__Short problem__: Print each line exactly as it is given.

__Data provided__:
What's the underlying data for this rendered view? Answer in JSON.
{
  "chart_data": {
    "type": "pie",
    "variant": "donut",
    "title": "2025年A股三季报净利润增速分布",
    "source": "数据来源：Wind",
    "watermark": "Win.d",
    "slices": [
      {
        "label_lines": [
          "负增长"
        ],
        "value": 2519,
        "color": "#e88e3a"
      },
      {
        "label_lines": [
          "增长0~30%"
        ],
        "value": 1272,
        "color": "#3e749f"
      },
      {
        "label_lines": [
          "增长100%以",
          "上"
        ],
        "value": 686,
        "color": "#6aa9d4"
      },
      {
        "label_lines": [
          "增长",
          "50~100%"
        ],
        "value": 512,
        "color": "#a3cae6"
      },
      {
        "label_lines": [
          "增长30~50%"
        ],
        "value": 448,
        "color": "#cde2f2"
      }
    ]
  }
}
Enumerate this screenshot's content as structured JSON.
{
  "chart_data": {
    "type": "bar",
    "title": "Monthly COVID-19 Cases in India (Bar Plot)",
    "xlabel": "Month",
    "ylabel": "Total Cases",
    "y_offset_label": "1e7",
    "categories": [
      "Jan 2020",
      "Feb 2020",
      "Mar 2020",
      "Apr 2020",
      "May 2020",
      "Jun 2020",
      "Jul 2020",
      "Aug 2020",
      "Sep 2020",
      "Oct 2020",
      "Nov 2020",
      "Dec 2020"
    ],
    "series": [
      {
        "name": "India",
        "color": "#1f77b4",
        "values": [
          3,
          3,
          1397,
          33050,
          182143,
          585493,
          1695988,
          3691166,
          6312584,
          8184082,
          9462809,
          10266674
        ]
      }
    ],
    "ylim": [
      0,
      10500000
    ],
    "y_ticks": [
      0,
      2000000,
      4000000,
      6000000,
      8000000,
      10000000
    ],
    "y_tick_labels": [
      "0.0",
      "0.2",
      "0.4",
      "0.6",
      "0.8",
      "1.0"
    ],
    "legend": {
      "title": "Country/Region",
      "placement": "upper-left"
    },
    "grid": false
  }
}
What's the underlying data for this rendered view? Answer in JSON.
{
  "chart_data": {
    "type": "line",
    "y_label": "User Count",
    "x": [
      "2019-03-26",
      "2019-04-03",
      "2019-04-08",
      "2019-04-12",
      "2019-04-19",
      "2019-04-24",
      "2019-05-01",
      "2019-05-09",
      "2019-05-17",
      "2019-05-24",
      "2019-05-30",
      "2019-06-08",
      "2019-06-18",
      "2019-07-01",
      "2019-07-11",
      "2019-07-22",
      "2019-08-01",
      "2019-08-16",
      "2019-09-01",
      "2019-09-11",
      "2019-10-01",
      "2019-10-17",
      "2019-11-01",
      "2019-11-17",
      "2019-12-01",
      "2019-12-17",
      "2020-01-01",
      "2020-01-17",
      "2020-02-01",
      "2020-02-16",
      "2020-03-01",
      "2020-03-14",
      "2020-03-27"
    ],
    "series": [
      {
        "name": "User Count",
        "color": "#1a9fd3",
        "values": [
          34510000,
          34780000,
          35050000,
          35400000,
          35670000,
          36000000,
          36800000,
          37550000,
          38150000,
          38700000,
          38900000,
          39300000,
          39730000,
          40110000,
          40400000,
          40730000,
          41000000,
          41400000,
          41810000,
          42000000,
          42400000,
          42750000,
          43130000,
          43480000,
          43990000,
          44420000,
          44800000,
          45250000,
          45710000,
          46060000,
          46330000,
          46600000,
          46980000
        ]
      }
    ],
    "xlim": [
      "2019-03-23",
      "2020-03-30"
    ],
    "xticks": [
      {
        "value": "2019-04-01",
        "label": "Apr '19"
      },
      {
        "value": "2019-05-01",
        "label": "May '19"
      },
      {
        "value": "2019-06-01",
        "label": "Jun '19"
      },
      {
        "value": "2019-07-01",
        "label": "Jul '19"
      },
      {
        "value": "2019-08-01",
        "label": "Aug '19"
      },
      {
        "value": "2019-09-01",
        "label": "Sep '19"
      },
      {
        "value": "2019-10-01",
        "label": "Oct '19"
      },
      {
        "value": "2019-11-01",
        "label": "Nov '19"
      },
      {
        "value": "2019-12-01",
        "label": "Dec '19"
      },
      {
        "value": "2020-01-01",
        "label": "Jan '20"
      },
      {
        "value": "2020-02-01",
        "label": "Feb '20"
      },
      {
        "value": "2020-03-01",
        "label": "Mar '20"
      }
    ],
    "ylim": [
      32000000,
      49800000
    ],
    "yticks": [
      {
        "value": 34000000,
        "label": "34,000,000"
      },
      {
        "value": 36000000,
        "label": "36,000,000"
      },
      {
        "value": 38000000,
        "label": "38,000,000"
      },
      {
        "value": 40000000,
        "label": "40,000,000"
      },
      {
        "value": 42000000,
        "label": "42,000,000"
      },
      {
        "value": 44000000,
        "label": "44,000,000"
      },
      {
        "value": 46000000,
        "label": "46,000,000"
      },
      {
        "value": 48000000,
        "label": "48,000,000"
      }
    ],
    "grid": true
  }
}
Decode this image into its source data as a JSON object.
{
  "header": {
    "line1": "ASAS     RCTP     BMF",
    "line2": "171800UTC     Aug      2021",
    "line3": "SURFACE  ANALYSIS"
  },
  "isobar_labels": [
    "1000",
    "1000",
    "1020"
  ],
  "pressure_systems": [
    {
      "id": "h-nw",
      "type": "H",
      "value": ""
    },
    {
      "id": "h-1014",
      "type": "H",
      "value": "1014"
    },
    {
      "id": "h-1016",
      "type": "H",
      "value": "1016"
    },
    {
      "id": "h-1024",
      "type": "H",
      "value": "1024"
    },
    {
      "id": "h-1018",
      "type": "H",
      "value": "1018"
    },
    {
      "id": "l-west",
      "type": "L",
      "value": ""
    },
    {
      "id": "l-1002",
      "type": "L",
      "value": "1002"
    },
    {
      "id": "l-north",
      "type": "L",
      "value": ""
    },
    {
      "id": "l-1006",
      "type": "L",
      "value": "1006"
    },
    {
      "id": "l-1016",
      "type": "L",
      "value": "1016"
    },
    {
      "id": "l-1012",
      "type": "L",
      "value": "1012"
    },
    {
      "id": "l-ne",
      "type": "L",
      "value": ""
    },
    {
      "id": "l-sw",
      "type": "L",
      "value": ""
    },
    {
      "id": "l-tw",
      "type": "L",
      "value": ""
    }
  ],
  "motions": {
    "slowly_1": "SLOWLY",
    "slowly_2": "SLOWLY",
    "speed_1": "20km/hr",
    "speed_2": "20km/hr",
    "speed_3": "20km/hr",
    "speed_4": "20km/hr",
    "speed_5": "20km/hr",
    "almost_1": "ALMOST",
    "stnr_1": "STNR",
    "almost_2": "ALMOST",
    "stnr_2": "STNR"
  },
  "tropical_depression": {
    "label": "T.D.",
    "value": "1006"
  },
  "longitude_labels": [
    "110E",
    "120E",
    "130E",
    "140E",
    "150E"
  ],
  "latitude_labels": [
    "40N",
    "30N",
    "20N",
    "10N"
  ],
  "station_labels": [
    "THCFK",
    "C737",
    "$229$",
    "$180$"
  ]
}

__Worked solution__:
What's the underlying data for this rendered view? Answer in JSON.
{
  "chart_data": {
    "type": "pie",
    "variant": "donut",
    "title": "2025年A股三季报净利润增速分布",
    "source": "数据来源：Wind",
    "watermark": "Win.d",
    "slices": [
      {
        "label_lines": [
          "负增长"
        ],
        "value": 2519,
        "color": "#e88e3a"
      },
      {
        "label_lines": [
          "增长0~30%"
        ],
        "value": 1272,
        "color": "#3e749f"
      },
      {
        "label_lines": [
          "增长100%以",
          "上"
        ],
        "value": 686,
        "color": "#6aa9d4"
      },
      {
        "label_lines": [
          "增长",
          "50~100%"
        ],
        "value": 512,
        "color": "#a3cae6"
      },
      {
        "label_lines": [
          "增长30~50%"
        ],
        "value": 448,
        "color": "#cde2f2"
      }
    ]
  }
}
Enumerate this screenshot's content as structured JSON.
{
  "chart_data": {
    "type": "bar",
    "title": "Monthly COVID-19 Cases in India (Bar Plot)",
    "xlabel": "Month",
    "ylabel": "Total Cases",
    "y_offset_label": "1e7",
    "categories": [
      "Jan 2020",
      "Feb 2020",
      "Mar 2020",
      "Apr 2020",
      "May 2020",
      "Jun 2020",
      "Jul 2020",
      "Aug 2020",
      "Sep 2020",
      "Oct 2020",
      "Nov 2020",
      "Dec 2020"
    ],
    "series": [
      {
        "name": "India",
        "color": "#1f77b4",
        "values": [
          3,
          3,
          1397,
          33050,
          182143,
          585493,
          1695988,
          3691166,
          6312584,
          8184082,
          9462809,
          10266674
        ]
      }
    ],
    "ylim": [
      0,
      10500000
    ],
    "y_ticks": [
      0,
      2000000,
      4000000,
      6000000,
      8000000,
      10000000
    ],
    "y_tick_labels": [
      "0.0",
      "0.2",
      "0.4",
      "0.6",
      "0.8",
      "1.0"
    ],
    "legend": {
      "title": "Country/Region",
      "placement": "upper-left"
    },
    "grid": false
  }
}
What's the underlying data for this rendered view? Answer in JSON.
{
  "chart_data": {
    "type": "line",
    "y_label": "User Count",
    "x": [
      "2019-03-26",
      "2019-04-03",
      "2019-04-08",
      "2019-04-12",
      "2019-04-19",
      "2019-04-24",
      "2019-05-01",
      "2019-05-09",
      "2019-05-17",
      "2019-05-24",
      "2019-05-30",
      "2019-06-08",
      "2019-06-18",
      "2019-07-01",
      "2019-07-11",
      "2019-07-22",
      "2019-08-01",
      "2019-08-16",
      "2019-09-01",
      "2019-09-11",
      "2019-10-01",
      "2019-10-17",
      "2019-11-01",
      "2019-11-17",
      "2019-12-01",
      "2019-12-17",
      "2020-01-01",
      "2020-01-17",
      "2020-02-01",
      "2020-02-16",
      "2020-03-01",
      "2020-03-14",
      "2020-03-27"
    ],
    "series": [
      {
        "name": "User Count",
        "color": "#1a9fd3",
        "values": [
          34510000,
          34780000,
          35050000,
          35400000,
          35670000,
          36000000,
          36800000,
          37550000,
          38150000,
          38700000,
          38900000,
          39300000,
          39730000,
          40110000,
          40400000,
          40730000,
          41000000,
          41400000,
          41810000,
          42000000,
          42400000,
          42750000,
          43130000,
          43480000,
          43990000,
          44420000,
          44800000,
          45250000,
          45710000,
          46060000,
          46330000,
          46600000,
          46980000
        ]
      }
    ],
    "xlim": [
      "2019-03-23",
      "2020-03-30"
    ],
    "xticks": [
      {
        "value": "2019-04-01",
        "label": "Apr '19"
      },
      {
        "value": "2019-05-01",
        "label": "May '19"
      },
      {
        "value": "2019-06-01",
        "label": "Jun '19"
      },
      {
        "value": "2019-07-01",
        "label": "Jul '19"
      },
      {
        "value": "2019-08-01",
        "label": "Aug '19"
      },
      {
        "value": "2019-09-01",
        "label": "Sep '19"
      },
      {
        "value": "2019-10-01",
        "label": "Oct '19"
      },
      {
        "value": "2019-11-01",
        "label": "Nov '19"
      },
      {
        "value": "2019-12-01",
        "label": "Dec '19"
      },
      {
        "value": "2020-01-01",
        "label": "Jan '20"
      },
      {
        "value": "2020-02-01",
        "label": "Feb '20"
      },
      {
        "value": "2020-03-01",
        "label": "Mar '20"
      }
    ],
    "ylim": [
      32000000,
      49800000
    ],
    "yticks": [
      {
        "value": 34000000,
        "label": "34,000,000"
      },
      {
        "value": 36000000,
        "label": "36,000,000"
      },
      {
        "value": 38000000,
        "label": "38,000,000"
      },
      {
        "value": 40000000,
        "label": "40,000,000"
      },
      {
        "value": 42000000,
        "label": "42,000,000"
      },
      {
        "value": 44000000,
        "label": "44,000,000"
      },
      {
        "value": 46000000,
        "label": "46,000,000"
      },
      {
        "value": 48000000,
        "label": "48,000,000"
      }
    ],
    "grid": true
  }
}
Decode this image into its source data as a JSON object.
{
  "header": {
    "line1": "ASAS     RCTP     BMF",
    "line2": "171800UTC     Aug      2021",
    "line3": "SURFACE  ANALYSIS"
  },
  "isobar_labels": [
    "1000",
    "1000",
    "1020"
  ],
  "pressure_systems": [
    {
      "id": "h-nw",
      "type": "H",
      "value": ""
    },
    {
      "id": "h-1014",
      "type": "H",
      "value": "1014"
    },
    {
      "id": "h-1016",
      "type": "H",
      "value": "1016"
    },
    {
      "id": "h-1024",
      "type": "H",
      "value": "1024"
    },
    {
      "id": "h-1018",
      "type": "H",
      "value": "1018"
    },
    {
      "id": "l-west",
      "type": "L",
      "value": ""
    },
    {
      "id": "l-1002",
      "type": "L",
      "value": "1002"
    },
    {
      "id": "l-north",
      "type": "L",
      "value": ""
    },
    {
      "id": "l-1006",
      "type": "L",
      "value": "1006"
    },
    {
      "id": "l-1016",
      "type": "L",
      "value": "1016"
    },
    {
      "id": "l-1012",
      "type": "L",
      "value": "1012"
    },
    {
      "id": "l-ne",
      "type": "L",
      "value": ""
    },
    {
      "id": "l-sw",
      "type": "L",
      "value": ""
    },
    {
      "id": "l-tw",
      "type": "L",
      "value": ""
    }
  ],
  "motions": {
    "slowly_1": "SLOWLY",
    "slowly_2": "SLOWLY",
    "speed_1": "20km/hr",
    "speed_2": "20km/hr",
    "speed_3": "20km/hr",
    "speed_4": "20km/hr",
    "speed_5": "20km/hr",
    "almost_1": "ALMOST",
    "stnr_1": "STNR",
    "almost_2": "ALMOST",
    "stnr_2": "STNR"
  },
  "tropical_depression": {
    "label": "T.D.",
    "value": "1006"
  },
  "longitude_labels": [
    "110E",
    "120E",
    "130E",
    "140E",
    "150E"
  ],
  "latitude_labels": [
    "40N",
    "30N",
    "20N",
    "10N"
  ],
  "station_labels": [
    "THCFK",
    "C737",
    "$229$",
    "$180$"
  ]
}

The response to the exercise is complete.